Exercise =>
Your task is to reproduce the material exactly.

Entries supplied =>
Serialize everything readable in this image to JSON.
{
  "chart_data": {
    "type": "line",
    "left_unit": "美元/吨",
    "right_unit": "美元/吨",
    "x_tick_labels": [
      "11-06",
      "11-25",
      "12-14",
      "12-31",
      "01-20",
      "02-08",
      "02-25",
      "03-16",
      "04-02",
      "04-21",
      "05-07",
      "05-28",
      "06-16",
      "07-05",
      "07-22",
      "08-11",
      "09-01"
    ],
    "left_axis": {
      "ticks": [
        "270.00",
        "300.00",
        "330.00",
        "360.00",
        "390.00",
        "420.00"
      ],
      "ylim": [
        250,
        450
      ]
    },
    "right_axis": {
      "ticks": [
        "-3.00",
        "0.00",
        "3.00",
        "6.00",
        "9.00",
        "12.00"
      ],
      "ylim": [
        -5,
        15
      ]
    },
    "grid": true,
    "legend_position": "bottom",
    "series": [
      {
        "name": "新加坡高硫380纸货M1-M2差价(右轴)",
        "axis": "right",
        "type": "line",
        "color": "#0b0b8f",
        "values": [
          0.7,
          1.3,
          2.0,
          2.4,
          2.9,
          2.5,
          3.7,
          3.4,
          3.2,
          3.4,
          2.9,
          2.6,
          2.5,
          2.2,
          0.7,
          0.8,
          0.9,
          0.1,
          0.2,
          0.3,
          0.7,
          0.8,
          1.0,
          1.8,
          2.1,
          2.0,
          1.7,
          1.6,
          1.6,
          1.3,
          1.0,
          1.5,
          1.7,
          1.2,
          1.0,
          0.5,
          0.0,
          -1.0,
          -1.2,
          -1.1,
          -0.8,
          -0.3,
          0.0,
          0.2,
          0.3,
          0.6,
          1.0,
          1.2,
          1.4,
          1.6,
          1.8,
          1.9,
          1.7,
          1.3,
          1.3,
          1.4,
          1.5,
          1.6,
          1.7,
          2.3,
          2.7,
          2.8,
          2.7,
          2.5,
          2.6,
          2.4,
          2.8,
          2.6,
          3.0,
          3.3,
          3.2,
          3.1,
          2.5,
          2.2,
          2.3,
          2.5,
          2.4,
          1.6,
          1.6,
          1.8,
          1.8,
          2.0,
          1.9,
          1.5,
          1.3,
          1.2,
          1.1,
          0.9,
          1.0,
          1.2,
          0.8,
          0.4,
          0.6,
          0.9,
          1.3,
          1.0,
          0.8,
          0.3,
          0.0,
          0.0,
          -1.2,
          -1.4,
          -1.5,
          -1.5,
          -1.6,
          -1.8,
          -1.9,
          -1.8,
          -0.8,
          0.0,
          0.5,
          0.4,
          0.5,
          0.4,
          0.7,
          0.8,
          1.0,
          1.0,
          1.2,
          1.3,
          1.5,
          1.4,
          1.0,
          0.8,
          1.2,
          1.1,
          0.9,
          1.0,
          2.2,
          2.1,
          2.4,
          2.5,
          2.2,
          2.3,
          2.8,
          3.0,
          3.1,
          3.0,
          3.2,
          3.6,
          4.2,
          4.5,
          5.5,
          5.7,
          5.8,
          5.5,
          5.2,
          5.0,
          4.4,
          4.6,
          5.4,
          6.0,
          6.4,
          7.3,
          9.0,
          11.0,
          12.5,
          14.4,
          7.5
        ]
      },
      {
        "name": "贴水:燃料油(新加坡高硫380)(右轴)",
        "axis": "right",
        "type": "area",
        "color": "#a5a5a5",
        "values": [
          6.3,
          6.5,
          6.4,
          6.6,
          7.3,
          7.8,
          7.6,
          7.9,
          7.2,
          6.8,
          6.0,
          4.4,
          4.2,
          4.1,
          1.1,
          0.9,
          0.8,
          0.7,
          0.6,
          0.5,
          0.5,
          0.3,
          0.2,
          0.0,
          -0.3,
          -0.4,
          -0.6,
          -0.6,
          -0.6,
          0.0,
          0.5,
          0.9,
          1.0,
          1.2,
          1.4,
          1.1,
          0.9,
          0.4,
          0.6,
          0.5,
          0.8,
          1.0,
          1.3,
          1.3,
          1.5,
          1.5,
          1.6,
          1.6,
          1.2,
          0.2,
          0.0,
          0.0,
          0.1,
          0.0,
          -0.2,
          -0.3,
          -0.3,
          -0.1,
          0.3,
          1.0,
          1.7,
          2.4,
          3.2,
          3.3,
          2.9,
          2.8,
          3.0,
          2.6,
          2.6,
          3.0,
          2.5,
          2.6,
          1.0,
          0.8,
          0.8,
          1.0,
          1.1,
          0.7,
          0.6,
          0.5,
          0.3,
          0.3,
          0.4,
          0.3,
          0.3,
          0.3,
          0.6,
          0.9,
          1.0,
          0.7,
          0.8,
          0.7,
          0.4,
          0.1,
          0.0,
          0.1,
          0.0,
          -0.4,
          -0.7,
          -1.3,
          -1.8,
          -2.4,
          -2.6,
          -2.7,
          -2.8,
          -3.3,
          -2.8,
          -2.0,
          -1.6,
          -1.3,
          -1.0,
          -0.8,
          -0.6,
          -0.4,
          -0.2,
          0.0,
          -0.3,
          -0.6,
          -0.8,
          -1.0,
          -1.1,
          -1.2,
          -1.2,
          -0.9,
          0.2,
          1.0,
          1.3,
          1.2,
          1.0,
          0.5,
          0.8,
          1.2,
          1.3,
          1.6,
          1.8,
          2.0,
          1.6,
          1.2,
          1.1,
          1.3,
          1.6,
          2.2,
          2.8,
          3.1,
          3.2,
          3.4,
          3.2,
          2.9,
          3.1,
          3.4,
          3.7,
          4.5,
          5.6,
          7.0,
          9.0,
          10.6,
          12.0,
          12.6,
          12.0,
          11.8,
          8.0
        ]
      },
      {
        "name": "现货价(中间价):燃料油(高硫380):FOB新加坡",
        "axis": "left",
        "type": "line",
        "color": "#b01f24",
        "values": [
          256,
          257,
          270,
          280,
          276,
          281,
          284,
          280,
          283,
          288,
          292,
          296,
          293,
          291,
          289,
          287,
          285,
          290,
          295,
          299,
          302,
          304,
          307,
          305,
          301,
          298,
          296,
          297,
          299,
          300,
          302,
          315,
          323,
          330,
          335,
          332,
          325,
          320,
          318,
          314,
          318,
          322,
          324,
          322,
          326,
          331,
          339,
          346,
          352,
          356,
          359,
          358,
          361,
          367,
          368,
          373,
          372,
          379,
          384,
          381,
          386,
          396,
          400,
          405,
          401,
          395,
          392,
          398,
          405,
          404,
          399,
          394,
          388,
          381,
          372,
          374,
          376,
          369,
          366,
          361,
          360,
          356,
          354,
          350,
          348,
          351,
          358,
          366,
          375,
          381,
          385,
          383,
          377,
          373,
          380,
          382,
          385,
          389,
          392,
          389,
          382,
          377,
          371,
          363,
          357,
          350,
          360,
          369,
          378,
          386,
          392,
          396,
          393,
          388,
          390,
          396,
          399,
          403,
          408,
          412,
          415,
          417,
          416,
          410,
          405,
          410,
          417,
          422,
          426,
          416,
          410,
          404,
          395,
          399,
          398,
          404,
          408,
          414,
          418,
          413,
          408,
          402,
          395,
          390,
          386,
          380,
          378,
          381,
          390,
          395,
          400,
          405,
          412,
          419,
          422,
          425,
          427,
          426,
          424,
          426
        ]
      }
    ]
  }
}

Answer to the problem =>
Serialize everything readable in this image to JSON.
{
  "chart_data": {
    "type": "line",
    "left_unit": "美元/吨",
    "right_unit": "美元/吨",
    "x_tick_labels": [
      "11-06",
      "11-25",
      "12-14",
      "12-31",
      "01-20",
      "02-08",
      "02-25",
      "03-16",
      "04-02",
      "04-21",
      "05-07",
      "05-28",
      "06-16",
      "07-05",
      "07-22",
      "08-11",
      "09-01"
    ],
    "left_axis": {
      "ticks": [
        "270.00",
        "300.00",
        "330.00",
        "360.00",
        "390.00",
        "420.00"
      ],
      "ylim": [
        250,
        450
      ]
    },
    "right_axis": {
      "ticks": [
        "-3.00",
        "0.00",
        "3.00",
        "6.00",
        "9.00",
        "12.00"
      ],
      "ylim": [
        -5,
        15
      ]
    },
    "grid": true,
    "legend_position": "bottom",
    "series": [
      {
        "name": "新加坡高硫380纸货M1-M2差价(右轴)",
        "axis": "right",
        "type": "line",
        "color": "#0b0b8f",
        "values": [
          0.7,
          1.3,
          2.0,
          2.4,
          2.9,
          2.5,
          3.7,
          3.4,
          3.2,
          3.4,
          2.9,
          2.6,
          2.5,
          2.2,
          0.7,
          0.8,
          0.9,
          0.1,
          0.2,
          0.3,
          0.7,
          0.8,
          1.0,
          1.8,
          2.1,
          2.0,
          1.7,
          1.6,
          1.6,
          1.3,
          1.0,
          1.5,
          1.7,
          1.2,
          1.0,
          0.5,
          0.0,
          -1.0,
          -1.2,
          -1.1,
          -0.8,
          -0.3,
          0.0,
          0.2,
          0.3,
          0.6,
          1.0,
          1.2,
          1.4,
          1.6,
          1.8,
          1.9,
          1.7,
          1.3,
          1.3,
          1.4,
          1.5,
          1.6,
          1.7,
          2.3,
          2.7,
          2.8,
          2.7,
          2.5,
          2.6,
          2.4,
          2.8,
          2.6,
          3.0,
          3.3,
          3.2,
          3.1,
          2.5,
          2.2,
          2.3,
          2.5,
          2.4,
          1.6,
          1.6,
          1.8,
          1.8,
          2.0,
          1.9,
          1.5,
          1.3,
          1.2,
          1.1,
          0.9,
          1.0,
          1.2,
          0.8,
          0.4,
          0.6,
          0.9,
          1.3,
          1.0,
          0.8,
          0.3,
          0.0,
          0.0,
          -1.2,
          -1.4,
          -1.5,
          -1.5,
          -1.6,
          -1.8,
          -1.9,
          -1.8,
          -0.8,
          0.0,
          0.5,
          0.4,
          0.5,
          0.4,
          0.7,
          0.8,
          1.0,
          1.0,
          1.2,
          1.3,
          1.5,
          1.4,
          1.0,
          0.8,
          1.2,
          1.1,
          0.9,
          1.0,
          2.2,
          2.1,
          2.4,
          2.5,
          2.2,
          2.3,
          2.8,
          3.0,
          3.1,
          3.0,
          3.2,
          3.6,
          4.2,
          4.5,
          5.5,
          5.7,
          5.8,
          5.5,
          5.2,
          5.0,
          4.4,
          4.6,
          5.4,
          6.0,
          6.4,
          7.3,
          9.0,
          11.0,
          12.5,
          14.4,
          7.5
        ]
      },
      {
        "name": "贴水:燃料油(新加坡高硫380)(右轴)",
        "axis": "right",
        "type": "area",
        "color": "#a5a5a5",
        "values": [
          6.3,
          6.5,
          6.4,
          6.6,
          7.3,
          7.8,
          7.6,
          7.9,
          7.2,
          6.8,
          6.0,
          4.4,
          4.2,
          4.1,
          1.1,
          0.9,
          0.8,
          0.7,
          0.6,
          0.5,
          0.5,
          0.3,
          0.2,
          0.0,
          -0.3,
          -0.4,
          -0.6,
          -0.6,
          -0.6,
          0.0,
          0.5,
          0.9,
          1.0,
          1.2,
          1.4,
          1.1,
          0.9,
          0.4,
          0.6,
          0.5,
          0.8,
          1.0,
          1.3,
          1.3,
          1.5,
          1.5,
          1.6,
          1.6,
          1.2,
          0.2,
          0.0,
          0.0,
          0.1,
          0.0,
          -0.2,
          -0.3,
          -0.3,
          -0.1,
          0.3,
          1.0,
          1.7,
          2.4,
          3.2,
          3.3,
          2.9,
          2.8,
          3.0,
          2.6,
          2.6,
          3.0,
          2.5,
          2.6,
          1.0,
          0.8,
          0.8,
          1.0,
          1.1,
          0.7,
          0.6,
          0.5,
          0.3,
          0.3,
          0.4,
          0.3,
          0.3,
          0.3,
          0.6,
          0.9,
          1.0,
          0.7,
          0.8,
          0.7,
          0.4,
          0.1,
          0.0,
          0.1,
          0.0,
          -0.4,
          -0.7,
          -1.3,
          -1.8,
          -2.4,
          -2.6,
          -2.7,
          -2.8,
          -3.3,
          -2.8,
          -2.0,
          -1.6,
          -1.3,
          -1.0,
          -0.8,
          -0.6,
          -0.4,
          -0.2,
          0.0,
          -0.3,
          -0.6,
          -0.8,
          -1.0,
          -1.1,
          -1.2,
          -1.2,
          -0.9,
          0.2,
          1.0,
          1.3,
          1.2,
          1.0,
          0.5,
          0.8,
          1.2,
          1.3,
          1.6,
          1.8,
          2.0,
          1.6,
          1.2,
          1.1,
          1.3,
          1.6,
          2.2,
          2.8,
          3.1,
          3.2,
          3.4,
          3.2,
          2.9,
          3.1,
          3.4,
          3.7,
          4.5,
          5.6,
          7.0,
          9.0,
          10.6,
          12.0,
          12.6,
          12.0,
          11.8,
          8.0
        ]
      },
      {
        "name": "现货价(中间价):燃料油(高硫380):FOB新加坡",
        "axis": "left",
        "type": "line",
        "color": "#b01f24",
        "values": [
          256,
          257,
          270,
          280,
          276,
          281,
          284,
          280,
          283,
          288,
          292,
          296,
          293,
          291,
          289,
          287,
          285,
          290,
          295,
          299,
          302,
          304,
          307,
          305,
          301,
          298,
          296,
          297,
          299,
          300,
          302,
          315,
          323,
          330,
          335,
          332,
          325,
          320,
          318,
          314,
          318,
          322,
          324,
          322,
          326,
          331,
          339,
          346,
          352,
          356,
          359,
          358,
          361,
          367,
          368,
          373,
          372,
          379,
          384,
          381,
          386,
          396,
          400,
          405,
          401,
          395,
          392,
          398,
          405,
          404,
          399,
          394,
          388,
          381,
          372,
          374,
          376,
          369,
          366,
          361,
          360,
          356,
          354,
          350,
          348,
          351,
          358,
          366,
          375,
          381,
          385,
          383,
          377,
          373,
          380,
          382,
          385,
          389,
          392,
          389,
          382,
          377,
          371,
          363,
          357,
          350,
          360,
          369,
          378,
          386,
          392,
          396,
          393,
          388,
          390,
          396,
          399,
          403,
          408,
          412,
          415,
          417,
          416,
          410,
          405,
          410,
          417,
          422,
          426,
          416,
          410,
          404,
          395,
          399,
          398,
          404,
          408,
          414,
          418,
          413,
          408,
          402,
          395,
          390,
          386,
          380,
          378,
          381,
          390,
          395,
          400,
          405,
          412,
          419,
          422,
          425,
          427,
          426,
          424,
          426
        ]
      }
    ]
  }
}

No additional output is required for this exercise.